## DIRECTIVE
Exclude the pictures and retype the entries as written.

>>>>

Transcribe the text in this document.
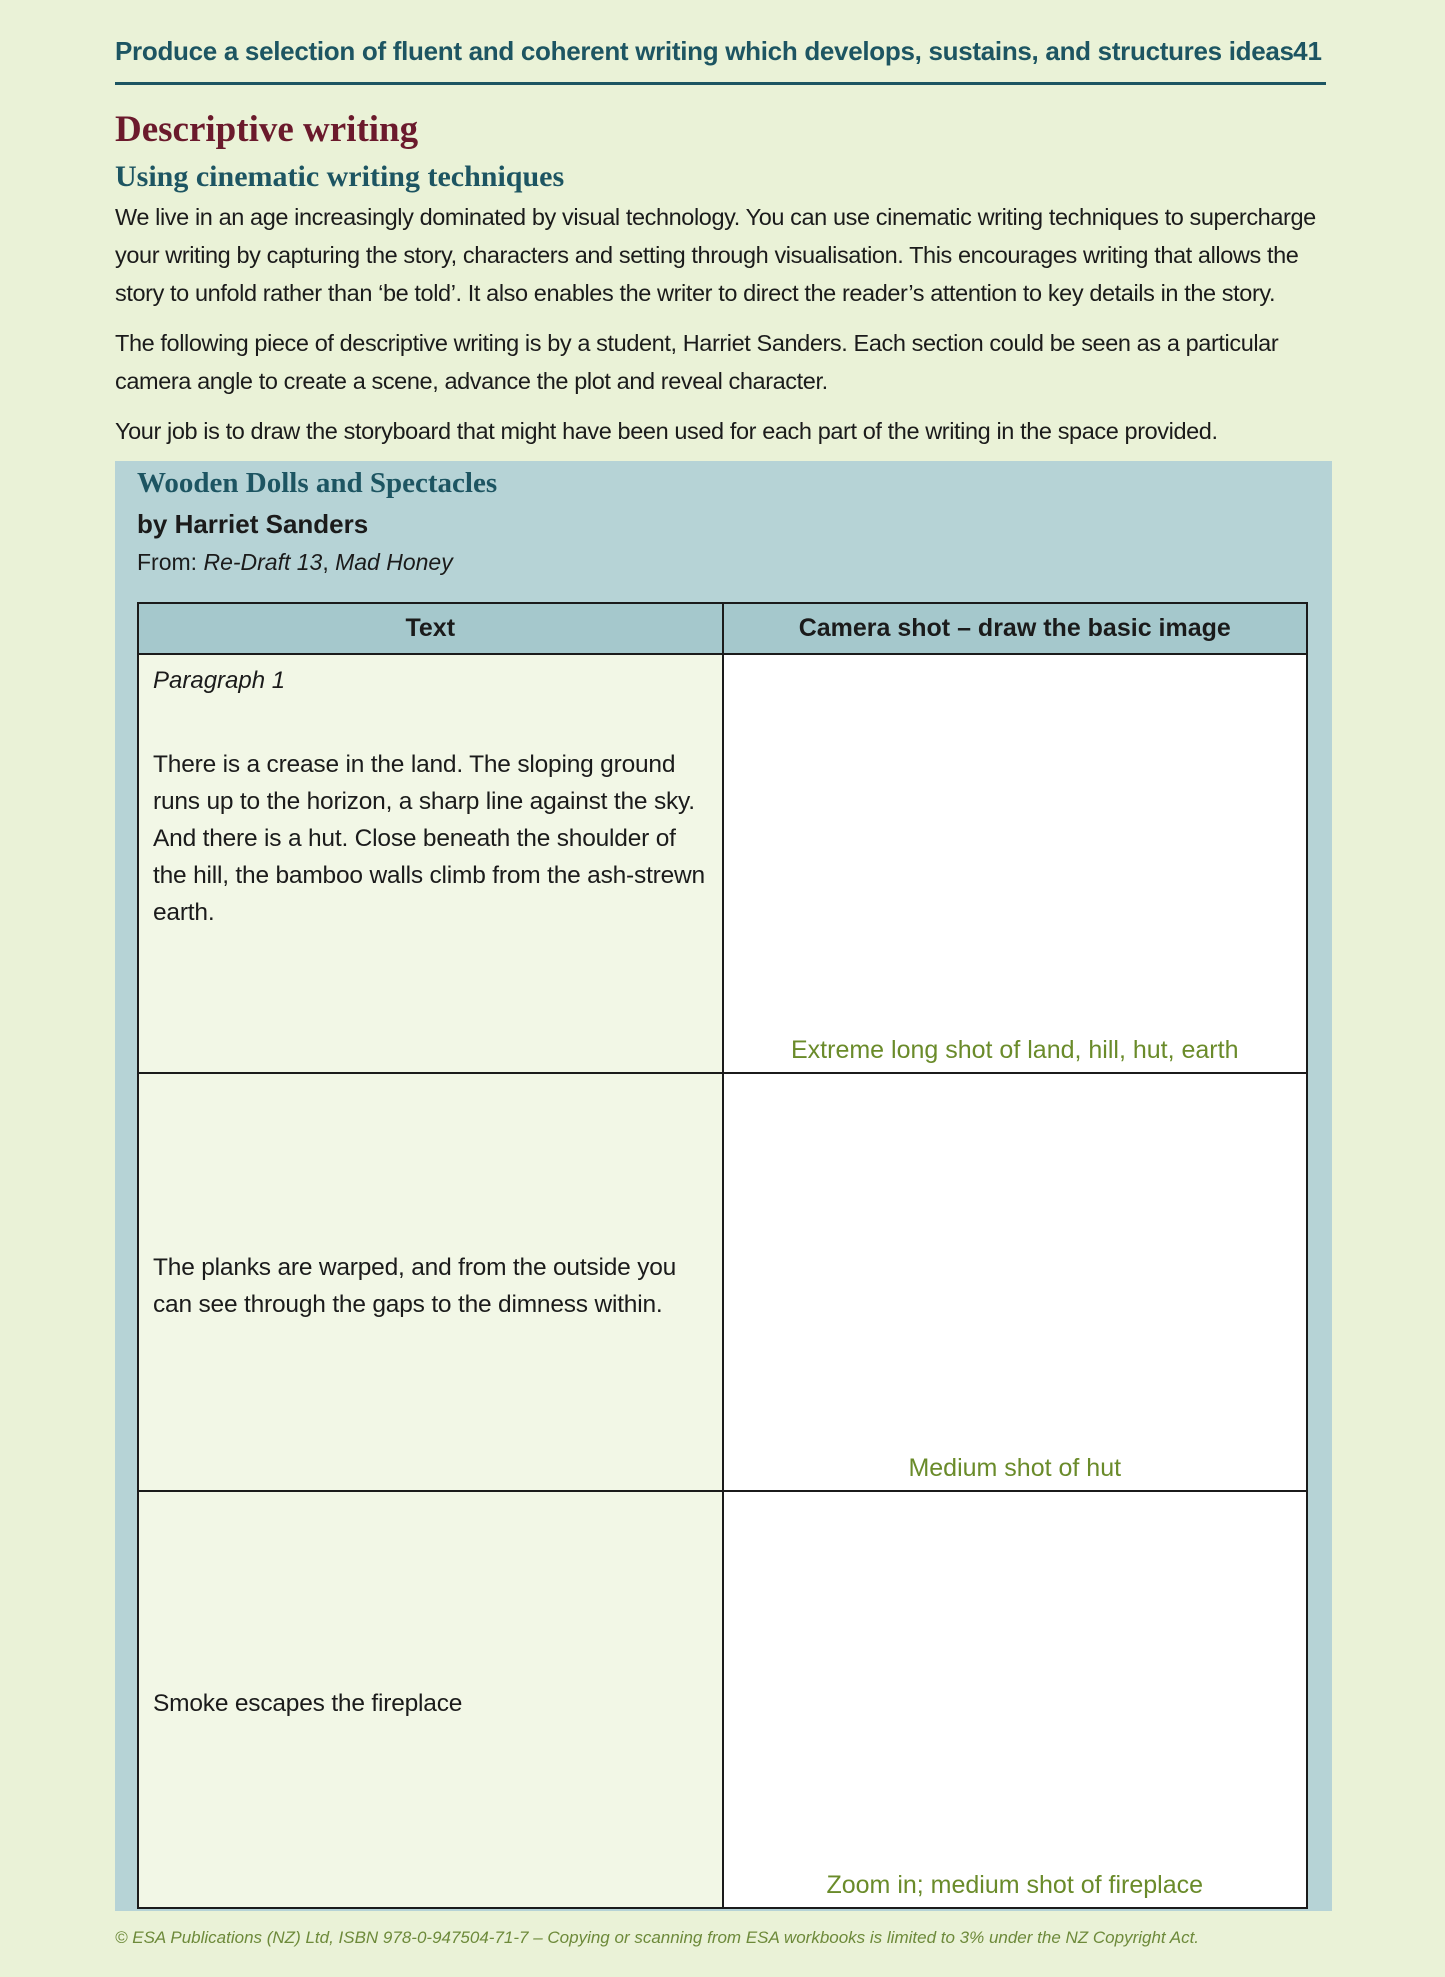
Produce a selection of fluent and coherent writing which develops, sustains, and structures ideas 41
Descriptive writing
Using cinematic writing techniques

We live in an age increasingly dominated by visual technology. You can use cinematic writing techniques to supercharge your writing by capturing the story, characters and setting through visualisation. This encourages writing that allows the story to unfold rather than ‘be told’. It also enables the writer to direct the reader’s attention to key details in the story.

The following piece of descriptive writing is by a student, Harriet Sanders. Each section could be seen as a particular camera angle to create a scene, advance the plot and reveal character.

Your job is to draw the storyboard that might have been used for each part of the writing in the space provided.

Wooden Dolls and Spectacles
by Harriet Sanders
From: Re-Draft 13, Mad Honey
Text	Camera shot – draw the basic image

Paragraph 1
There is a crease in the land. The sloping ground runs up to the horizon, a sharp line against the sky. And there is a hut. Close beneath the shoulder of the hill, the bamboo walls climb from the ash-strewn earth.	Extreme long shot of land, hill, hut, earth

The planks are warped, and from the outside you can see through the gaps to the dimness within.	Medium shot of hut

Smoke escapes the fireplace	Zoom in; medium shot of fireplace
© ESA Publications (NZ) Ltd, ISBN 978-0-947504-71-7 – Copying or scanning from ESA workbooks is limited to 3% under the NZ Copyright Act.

<<<<

## EXERCISE OUTPUT
Transcribe the text in this document.
Produce a selection of fluent and coherent writing which develops, sustains, and structures ideas 41
Descriptive writing
Using cinematic writing techniques

We live in an age increasingly dominated by visual technology. You can use cinematic writing techniques to supercharge your writing by capturing the story, characters and setting through visualisation. This encourages writing that allows the story to unfold rather than ‘be told’. It also enables the writer to direct the reader’s attention to key details in the story.

The following piece of descriptive writing is by a student, Harriet Sanders. Each section could be seen as a particular camera angle to create a scene, advance the plot and reveal character.

Your job is to draw the storyboard that might have been used for each part of the writing in the space provided.

Wooden Dolls and Spectacles
by Harriet Sanders
From: Re-Draft 13, Mad Honey
Text	Camera shot – draw the basic image

Paragraph 1
There is a crease in the land. The sloping ground runs up to the horizon, a sharp line against the sky. And there is a hut. Close beneath the shoulder of the hill, the bamboo walls climb from the ash-strewn earth.	Extreme long shot of land, hill, hut, earth

The planks are warped, and from the outside you can see through the gaps to the dimness within.	Medium shot of hut

Smoke escapes the fireplace	Zoom in; medium shot of fireplace
© ESA Publications (NZ) Ltd, ISBN 978-0-947504-71-7 – Copying or scanning from ESA workbooks is limited to 3% under the NZ Copyright Act.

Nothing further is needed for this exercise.